PROBLEM STATEMENT: Copy each line of the entries that contains the word "AVULA".
━━━━━ THE RECORDS ━━━━━
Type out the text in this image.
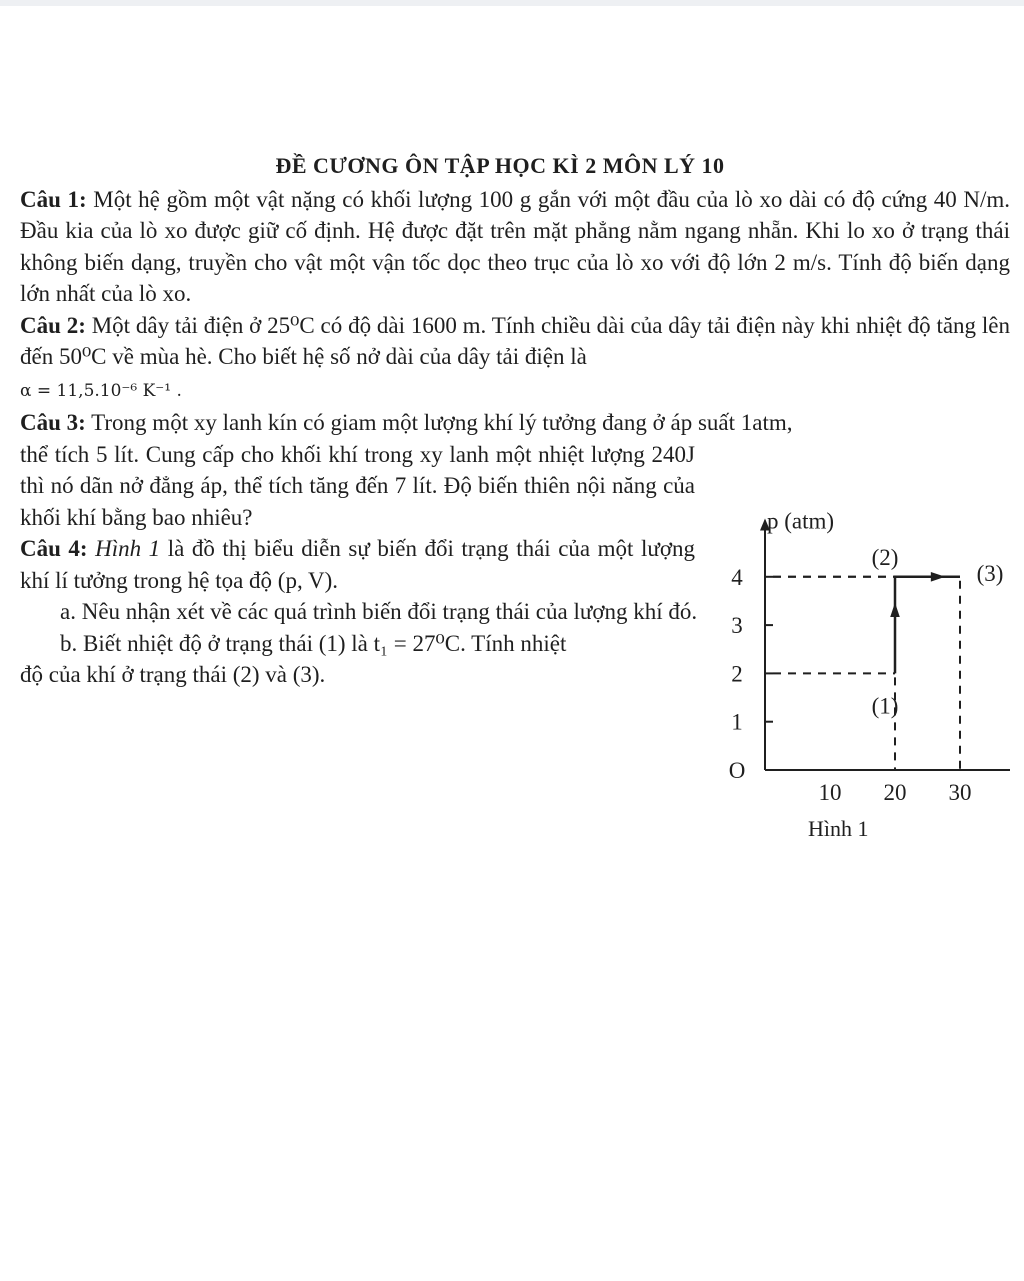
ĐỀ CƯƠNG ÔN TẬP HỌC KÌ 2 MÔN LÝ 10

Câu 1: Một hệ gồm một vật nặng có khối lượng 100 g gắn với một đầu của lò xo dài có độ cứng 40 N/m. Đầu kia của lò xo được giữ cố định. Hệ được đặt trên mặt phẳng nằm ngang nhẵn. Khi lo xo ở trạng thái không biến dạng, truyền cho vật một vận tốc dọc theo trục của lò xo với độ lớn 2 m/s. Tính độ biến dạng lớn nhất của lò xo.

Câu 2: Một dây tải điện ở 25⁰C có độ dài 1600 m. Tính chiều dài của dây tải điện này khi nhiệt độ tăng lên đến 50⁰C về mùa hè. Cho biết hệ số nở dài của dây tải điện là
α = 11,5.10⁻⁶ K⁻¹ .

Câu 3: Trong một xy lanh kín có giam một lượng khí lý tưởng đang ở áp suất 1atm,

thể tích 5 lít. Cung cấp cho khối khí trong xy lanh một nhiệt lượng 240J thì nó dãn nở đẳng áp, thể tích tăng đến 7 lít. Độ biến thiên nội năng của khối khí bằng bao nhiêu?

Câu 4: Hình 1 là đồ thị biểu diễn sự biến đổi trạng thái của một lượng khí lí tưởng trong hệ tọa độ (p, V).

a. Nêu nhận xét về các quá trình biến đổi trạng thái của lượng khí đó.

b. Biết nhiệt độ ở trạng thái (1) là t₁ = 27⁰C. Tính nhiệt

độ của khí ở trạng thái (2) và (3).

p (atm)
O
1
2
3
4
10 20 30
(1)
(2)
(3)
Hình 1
━━━━━
━━━━━ THE RECORDS ━━━━━
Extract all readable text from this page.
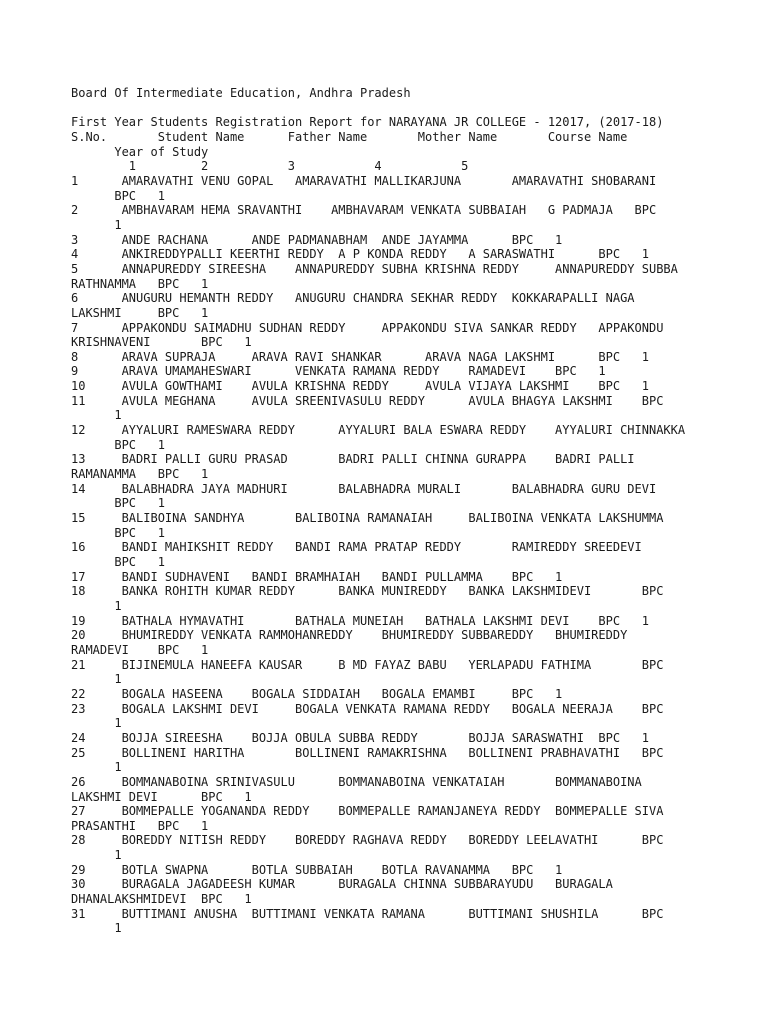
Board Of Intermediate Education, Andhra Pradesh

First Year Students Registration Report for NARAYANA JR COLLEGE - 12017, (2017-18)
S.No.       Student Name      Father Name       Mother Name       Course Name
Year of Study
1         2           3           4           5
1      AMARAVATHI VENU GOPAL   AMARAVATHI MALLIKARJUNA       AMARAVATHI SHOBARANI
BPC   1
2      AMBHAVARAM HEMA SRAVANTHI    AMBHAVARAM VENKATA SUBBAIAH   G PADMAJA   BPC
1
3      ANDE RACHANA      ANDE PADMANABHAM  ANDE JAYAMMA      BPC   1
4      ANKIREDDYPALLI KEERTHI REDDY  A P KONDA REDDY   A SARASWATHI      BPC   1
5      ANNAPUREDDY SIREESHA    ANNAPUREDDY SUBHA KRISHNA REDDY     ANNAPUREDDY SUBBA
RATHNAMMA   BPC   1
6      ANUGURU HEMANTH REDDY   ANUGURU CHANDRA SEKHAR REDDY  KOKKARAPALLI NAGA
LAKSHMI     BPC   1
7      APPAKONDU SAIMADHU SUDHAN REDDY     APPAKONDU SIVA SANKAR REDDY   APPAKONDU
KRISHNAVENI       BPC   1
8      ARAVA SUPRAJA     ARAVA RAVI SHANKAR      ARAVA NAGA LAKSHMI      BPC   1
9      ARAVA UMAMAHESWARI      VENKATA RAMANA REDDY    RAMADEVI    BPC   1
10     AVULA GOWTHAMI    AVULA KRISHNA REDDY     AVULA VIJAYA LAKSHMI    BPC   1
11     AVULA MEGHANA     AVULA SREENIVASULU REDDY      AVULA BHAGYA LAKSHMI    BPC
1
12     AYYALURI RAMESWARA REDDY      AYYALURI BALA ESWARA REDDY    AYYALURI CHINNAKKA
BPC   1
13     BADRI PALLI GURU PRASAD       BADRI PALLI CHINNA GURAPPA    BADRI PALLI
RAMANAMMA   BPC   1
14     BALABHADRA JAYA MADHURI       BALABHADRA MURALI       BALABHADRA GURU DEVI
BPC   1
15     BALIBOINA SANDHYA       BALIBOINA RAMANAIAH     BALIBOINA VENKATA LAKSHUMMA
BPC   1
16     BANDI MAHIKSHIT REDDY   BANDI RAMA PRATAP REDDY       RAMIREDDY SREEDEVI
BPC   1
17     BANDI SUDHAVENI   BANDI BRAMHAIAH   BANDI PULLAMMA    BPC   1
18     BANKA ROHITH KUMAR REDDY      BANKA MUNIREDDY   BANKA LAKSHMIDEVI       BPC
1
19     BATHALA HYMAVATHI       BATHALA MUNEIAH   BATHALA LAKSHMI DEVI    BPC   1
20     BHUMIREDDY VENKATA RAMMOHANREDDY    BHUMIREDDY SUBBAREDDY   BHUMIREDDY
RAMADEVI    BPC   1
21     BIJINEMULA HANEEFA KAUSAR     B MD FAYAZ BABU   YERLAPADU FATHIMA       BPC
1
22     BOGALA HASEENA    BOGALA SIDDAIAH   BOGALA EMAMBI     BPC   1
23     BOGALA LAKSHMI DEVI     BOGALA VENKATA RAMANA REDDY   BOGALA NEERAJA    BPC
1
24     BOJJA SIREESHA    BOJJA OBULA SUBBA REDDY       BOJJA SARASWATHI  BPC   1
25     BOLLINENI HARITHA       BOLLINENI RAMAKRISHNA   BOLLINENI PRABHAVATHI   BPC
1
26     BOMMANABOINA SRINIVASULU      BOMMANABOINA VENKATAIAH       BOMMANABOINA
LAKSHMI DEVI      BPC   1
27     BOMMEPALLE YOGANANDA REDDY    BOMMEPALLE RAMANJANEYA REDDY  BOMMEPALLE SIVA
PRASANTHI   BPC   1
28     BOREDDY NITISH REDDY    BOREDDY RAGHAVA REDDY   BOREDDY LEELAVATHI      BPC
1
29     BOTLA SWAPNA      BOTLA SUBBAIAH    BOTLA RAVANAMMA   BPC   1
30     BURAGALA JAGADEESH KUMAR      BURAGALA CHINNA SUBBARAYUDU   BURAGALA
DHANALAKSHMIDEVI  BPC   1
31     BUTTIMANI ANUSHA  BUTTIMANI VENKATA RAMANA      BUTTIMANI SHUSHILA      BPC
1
━━━━━
WRITTEN SOLUTION:
10     AVULA GOWTHAMI    AVULA KRISHNA REDDY     AVULA VIJAYA LAKSHMI    BPC   1
11     AVULA MEGHANA     AVULA SREENIVASULU REDDY      AVULA BHAGYA LAKSHMI    BPC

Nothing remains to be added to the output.